__ENUNCIADO DEL EJERCICIO__
Cuenta cuántas líneas de los registros contienen la cadena "station", distinguiendo entre mayúsculas y minúsculas. Indica únicamente el número.

__MATERIAL DE TRABAJO__

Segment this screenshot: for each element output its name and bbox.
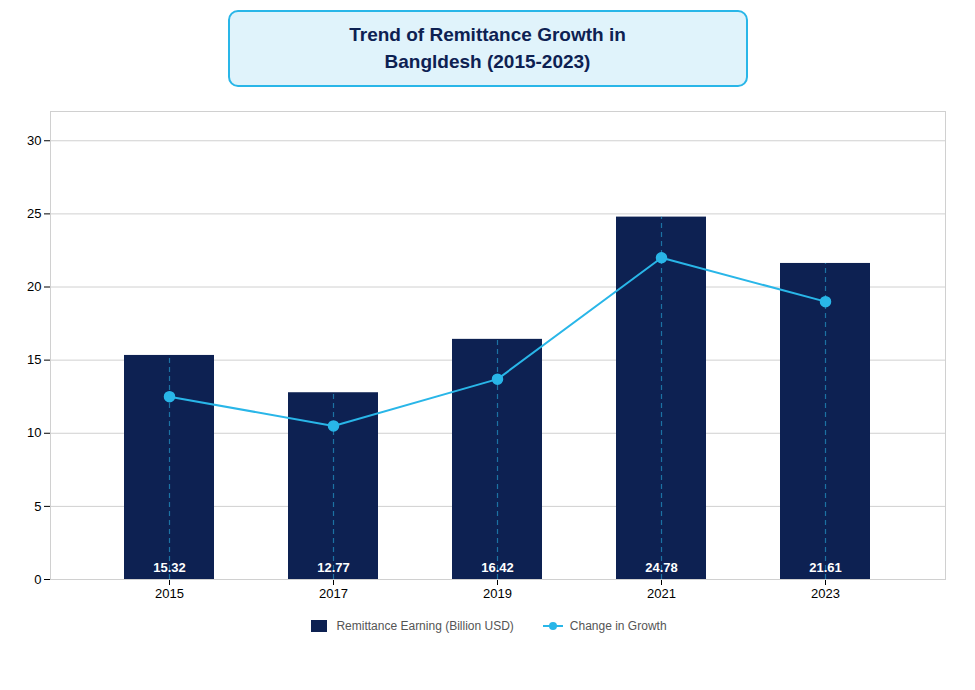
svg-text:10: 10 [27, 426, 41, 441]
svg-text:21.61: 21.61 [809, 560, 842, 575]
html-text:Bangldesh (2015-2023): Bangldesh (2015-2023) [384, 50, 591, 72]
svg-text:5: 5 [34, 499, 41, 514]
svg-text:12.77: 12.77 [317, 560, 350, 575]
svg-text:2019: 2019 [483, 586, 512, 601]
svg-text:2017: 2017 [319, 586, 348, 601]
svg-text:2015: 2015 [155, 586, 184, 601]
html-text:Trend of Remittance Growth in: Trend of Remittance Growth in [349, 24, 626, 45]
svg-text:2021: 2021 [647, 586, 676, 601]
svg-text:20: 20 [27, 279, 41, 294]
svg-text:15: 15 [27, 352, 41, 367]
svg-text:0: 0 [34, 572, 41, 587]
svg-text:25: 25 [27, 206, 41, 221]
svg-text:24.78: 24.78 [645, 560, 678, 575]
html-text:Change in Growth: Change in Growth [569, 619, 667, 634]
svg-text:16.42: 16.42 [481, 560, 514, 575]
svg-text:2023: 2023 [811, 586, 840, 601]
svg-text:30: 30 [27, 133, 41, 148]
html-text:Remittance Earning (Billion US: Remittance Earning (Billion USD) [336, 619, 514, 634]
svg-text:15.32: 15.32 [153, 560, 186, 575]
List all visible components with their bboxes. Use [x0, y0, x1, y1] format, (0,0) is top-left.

...

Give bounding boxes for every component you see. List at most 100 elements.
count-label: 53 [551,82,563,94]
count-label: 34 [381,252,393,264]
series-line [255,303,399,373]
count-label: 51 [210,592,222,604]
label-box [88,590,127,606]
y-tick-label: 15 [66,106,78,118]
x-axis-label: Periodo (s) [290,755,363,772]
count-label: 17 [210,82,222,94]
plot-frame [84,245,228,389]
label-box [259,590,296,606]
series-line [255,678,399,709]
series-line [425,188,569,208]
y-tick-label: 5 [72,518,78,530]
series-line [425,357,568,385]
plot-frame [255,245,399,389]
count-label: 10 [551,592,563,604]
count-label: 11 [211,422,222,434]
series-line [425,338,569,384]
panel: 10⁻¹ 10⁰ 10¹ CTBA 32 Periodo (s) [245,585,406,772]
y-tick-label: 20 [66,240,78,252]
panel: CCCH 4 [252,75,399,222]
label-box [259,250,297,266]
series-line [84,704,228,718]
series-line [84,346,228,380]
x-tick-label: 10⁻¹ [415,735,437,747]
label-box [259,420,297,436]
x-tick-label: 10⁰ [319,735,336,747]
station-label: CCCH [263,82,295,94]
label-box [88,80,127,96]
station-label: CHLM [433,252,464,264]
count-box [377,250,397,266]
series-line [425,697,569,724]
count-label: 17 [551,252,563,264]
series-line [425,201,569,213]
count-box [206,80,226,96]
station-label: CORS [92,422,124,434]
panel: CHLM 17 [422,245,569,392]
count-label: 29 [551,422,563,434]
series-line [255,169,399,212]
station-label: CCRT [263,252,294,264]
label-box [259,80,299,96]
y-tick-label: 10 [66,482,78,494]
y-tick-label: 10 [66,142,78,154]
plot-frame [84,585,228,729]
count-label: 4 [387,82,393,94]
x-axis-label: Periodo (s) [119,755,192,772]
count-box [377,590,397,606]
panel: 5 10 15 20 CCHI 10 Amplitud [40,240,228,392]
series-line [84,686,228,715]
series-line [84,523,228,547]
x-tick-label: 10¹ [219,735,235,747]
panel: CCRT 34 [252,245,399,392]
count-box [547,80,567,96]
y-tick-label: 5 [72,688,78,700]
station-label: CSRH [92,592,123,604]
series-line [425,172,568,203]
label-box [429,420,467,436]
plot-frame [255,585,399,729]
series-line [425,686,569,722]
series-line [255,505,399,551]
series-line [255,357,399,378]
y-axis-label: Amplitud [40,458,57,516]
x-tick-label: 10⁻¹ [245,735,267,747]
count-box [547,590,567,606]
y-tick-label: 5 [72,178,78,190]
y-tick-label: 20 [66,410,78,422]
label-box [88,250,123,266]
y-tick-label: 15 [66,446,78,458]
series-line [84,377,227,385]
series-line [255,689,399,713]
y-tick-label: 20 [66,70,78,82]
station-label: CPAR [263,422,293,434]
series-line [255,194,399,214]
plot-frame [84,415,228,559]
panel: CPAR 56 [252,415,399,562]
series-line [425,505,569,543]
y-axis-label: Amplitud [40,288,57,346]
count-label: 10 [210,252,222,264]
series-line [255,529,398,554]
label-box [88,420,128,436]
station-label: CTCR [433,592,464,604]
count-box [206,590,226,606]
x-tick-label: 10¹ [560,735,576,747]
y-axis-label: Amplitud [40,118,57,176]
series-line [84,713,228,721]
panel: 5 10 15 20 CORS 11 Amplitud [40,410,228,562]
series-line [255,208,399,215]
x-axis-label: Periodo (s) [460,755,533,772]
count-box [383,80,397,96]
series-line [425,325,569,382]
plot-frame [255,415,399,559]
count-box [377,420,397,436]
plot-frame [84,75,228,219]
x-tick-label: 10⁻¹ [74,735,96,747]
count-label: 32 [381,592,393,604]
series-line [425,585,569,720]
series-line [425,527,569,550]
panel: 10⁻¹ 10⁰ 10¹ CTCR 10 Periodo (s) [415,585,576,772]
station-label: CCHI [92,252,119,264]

__RESPUESTA DEL EJERCICIO__
8